# [What is being asked]
Write out each line from the data below that includes the word "Przypisywanie".

# [Records provided]
··········
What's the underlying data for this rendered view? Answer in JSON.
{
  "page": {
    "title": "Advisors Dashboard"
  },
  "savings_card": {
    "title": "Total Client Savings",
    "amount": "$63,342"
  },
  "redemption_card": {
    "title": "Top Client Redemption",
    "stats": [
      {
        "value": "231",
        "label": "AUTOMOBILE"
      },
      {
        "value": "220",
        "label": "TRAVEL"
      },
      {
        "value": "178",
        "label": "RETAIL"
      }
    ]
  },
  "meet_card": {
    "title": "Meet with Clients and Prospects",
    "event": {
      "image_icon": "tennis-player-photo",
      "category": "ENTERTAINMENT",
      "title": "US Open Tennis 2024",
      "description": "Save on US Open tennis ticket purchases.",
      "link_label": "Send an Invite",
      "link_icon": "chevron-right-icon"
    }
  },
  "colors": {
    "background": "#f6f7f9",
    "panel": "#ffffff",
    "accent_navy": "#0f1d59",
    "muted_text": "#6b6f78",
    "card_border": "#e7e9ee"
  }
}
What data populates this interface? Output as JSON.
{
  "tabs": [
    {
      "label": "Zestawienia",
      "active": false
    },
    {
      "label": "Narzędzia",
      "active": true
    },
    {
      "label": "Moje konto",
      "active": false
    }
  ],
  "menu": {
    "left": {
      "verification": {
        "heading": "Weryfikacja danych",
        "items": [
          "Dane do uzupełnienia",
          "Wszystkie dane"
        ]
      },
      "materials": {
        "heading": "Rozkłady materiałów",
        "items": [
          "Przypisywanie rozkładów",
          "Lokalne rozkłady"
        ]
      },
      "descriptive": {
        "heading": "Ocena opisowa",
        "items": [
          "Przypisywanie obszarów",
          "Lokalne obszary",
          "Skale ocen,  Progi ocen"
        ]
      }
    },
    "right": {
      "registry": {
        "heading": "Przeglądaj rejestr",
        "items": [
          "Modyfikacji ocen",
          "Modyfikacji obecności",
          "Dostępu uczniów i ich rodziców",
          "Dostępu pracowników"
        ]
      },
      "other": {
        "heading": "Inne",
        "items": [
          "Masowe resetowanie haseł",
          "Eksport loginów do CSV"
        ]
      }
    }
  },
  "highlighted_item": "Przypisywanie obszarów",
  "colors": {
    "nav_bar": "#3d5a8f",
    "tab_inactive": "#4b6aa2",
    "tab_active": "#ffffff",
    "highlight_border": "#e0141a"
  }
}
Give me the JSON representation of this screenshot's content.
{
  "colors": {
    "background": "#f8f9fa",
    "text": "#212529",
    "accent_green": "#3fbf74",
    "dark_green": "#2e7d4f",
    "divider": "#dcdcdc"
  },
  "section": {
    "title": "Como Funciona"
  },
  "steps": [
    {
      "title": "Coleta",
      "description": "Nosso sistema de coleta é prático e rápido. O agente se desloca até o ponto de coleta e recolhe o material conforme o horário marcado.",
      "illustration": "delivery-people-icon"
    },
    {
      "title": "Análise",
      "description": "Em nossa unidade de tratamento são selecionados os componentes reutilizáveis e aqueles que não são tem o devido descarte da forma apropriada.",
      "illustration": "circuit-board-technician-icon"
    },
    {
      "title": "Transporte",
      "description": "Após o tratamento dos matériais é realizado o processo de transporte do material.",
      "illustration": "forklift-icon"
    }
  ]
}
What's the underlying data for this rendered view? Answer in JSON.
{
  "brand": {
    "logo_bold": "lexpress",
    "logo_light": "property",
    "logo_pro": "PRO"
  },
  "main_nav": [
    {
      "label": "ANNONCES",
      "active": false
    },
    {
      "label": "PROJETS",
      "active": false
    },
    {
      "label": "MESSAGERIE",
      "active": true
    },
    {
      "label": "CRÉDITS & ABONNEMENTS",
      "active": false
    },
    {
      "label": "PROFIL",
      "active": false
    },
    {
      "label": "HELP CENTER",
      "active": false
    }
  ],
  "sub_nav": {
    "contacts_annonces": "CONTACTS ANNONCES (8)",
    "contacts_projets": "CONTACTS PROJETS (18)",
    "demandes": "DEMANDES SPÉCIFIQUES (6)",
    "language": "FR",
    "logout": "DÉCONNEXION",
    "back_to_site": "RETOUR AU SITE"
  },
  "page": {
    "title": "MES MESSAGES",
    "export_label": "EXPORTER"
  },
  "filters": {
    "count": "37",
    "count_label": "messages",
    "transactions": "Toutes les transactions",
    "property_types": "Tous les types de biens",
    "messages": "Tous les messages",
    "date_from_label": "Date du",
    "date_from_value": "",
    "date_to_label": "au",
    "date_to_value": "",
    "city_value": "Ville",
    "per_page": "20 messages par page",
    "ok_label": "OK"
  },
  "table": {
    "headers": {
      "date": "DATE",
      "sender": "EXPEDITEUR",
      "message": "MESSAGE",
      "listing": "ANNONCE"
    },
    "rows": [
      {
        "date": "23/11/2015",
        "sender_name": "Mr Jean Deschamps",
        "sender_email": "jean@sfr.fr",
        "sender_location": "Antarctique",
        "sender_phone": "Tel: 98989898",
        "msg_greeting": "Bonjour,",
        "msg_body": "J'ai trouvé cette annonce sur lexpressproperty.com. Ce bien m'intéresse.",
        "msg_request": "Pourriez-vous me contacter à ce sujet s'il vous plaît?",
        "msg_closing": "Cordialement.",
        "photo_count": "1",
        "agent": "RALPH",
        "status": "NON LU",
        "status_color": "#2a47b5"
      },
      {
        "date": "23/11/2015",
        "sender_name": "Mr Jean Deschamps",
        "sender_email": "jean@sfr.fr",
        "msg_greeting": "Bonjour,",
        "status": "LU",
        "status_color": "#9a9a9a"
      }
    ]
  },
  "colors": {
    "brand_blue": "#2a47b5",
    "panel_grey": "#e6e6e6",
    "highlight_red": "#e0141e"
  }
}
··········
# [Output of the exercise]
          "Przypisywanie rozkładów",
          "Przypisywanie obszarów",
  "highlighted_item": "Przypisywanie obszarów",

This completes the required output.